### [Task data]

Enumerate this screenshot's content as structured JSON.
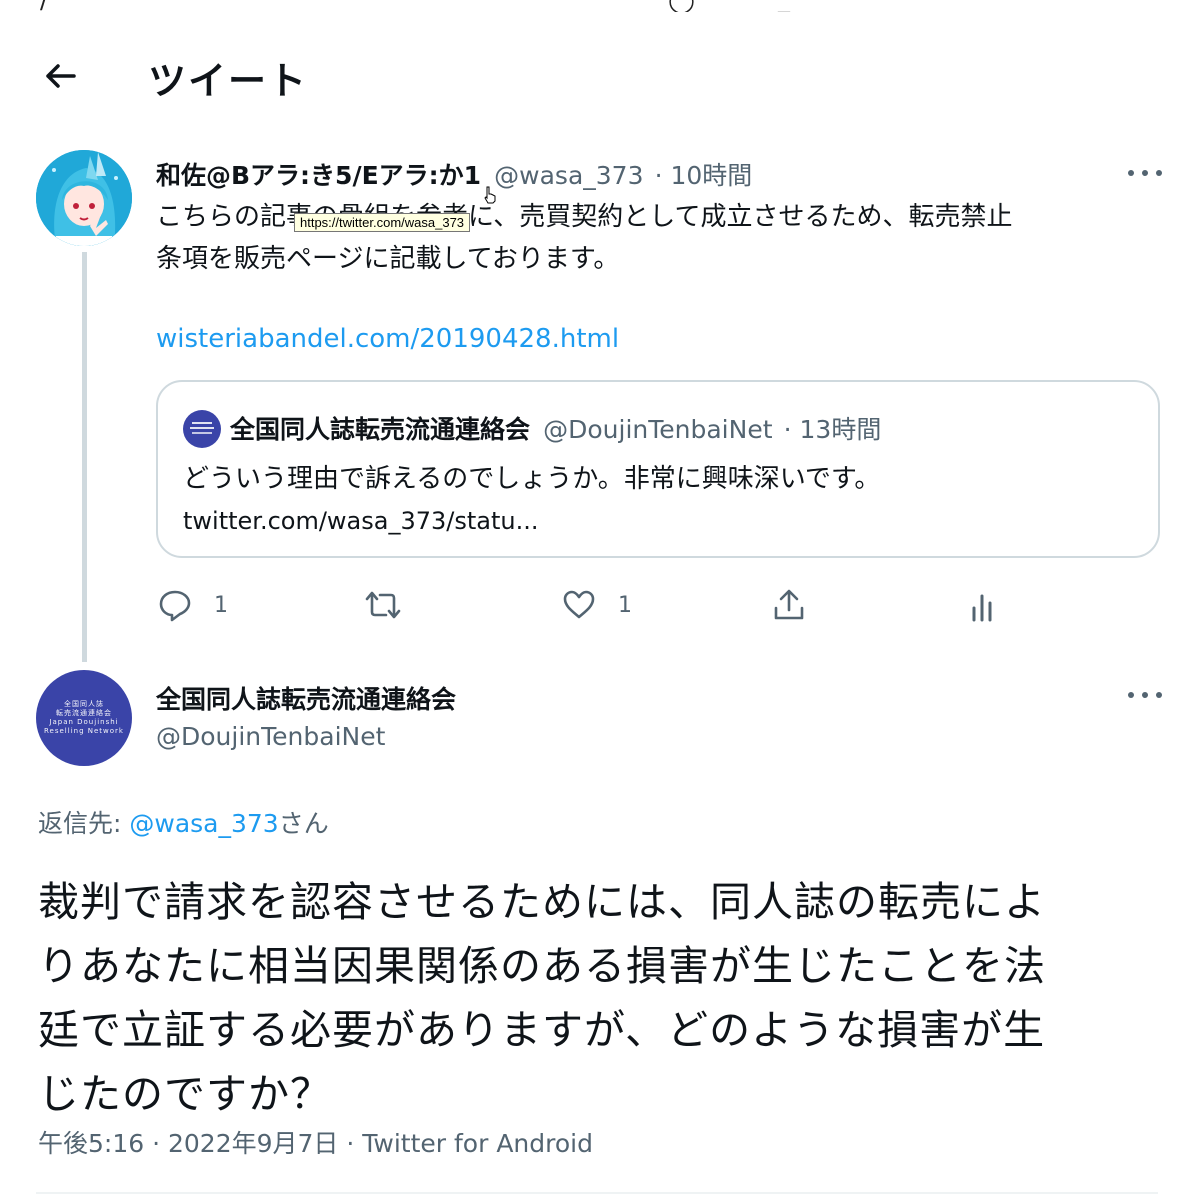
{
  "header": {
    "title": "ツイート"
  },
  "parent_tweet": {
    "display_name": "和佐@Bアラ:き5/Eアラ:か1",
    "handle": "@wasa_373",
    "time": "· 10時間",
    "text_line1": "こちらの記事の骨組を参考に、売買契約として成立させるため、転売禁止",
    "text_line2": "条項を販売ページに記載しております。",
    "link": "wisteriabandel.com/20190428.html",
    "tooltip": "https://twitter.com/wasa_373",
    "quote": {
      "display_name": "全国同人誌転売流通連絡会",
      "handle": "@DoujinTenbaiNet",
      "time": "· 13時間",
      "text": "どういう理由で訴えるのでしょうか。非常に興味深いです。",
      "link": "twitter.com/wasa_373/statu..."
    },
    "actions": {
      "reply_count": "1",
      "retweet_count": "",
      "like_count": "1"
    }
  },
  "main_tweet": {
    "display_name": "全国同人誌転売流通連絡会",
    "handle": "@DoujinTenbaiNet",
    "avatar_text": [
      "全国同人誌",
      "転売流通連絡会",
      "Japan Doujinshi",
      "Reselling Network"
    ],
    "reply_label": "返信先: ",
    "reply_to": "@wasa_373",
    "reply_suffix": "さん",
    "text_lines": [
      "裁判で請求を認容させるためには、同人誌の転売によ",
      "りあなたに相当因果関係のある損害が生じたことを法",
      "廷で立証する必要がありますが、どのような損害が生",
      "じたのですか？"
    ],
    "timestamp": "午後5:16 · 2022年9月7日 · Twitter for Android"
  },
  "colors": {
    "text": "#0f1419",
    "secondary": "#536471",
    "link": "#1d9bf0",
    "border": "#cfd9de",
    "org_avatar": "#3a44a8"
  }
}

### [What is expected]
From the data above, copy each line that has the string "link".

### [Correct answer]
    "link": "wisteriabandel.com/20190428.html",
      "link": "twitter.com/wasa_373/statu..."
    "link": "#1d9bf0",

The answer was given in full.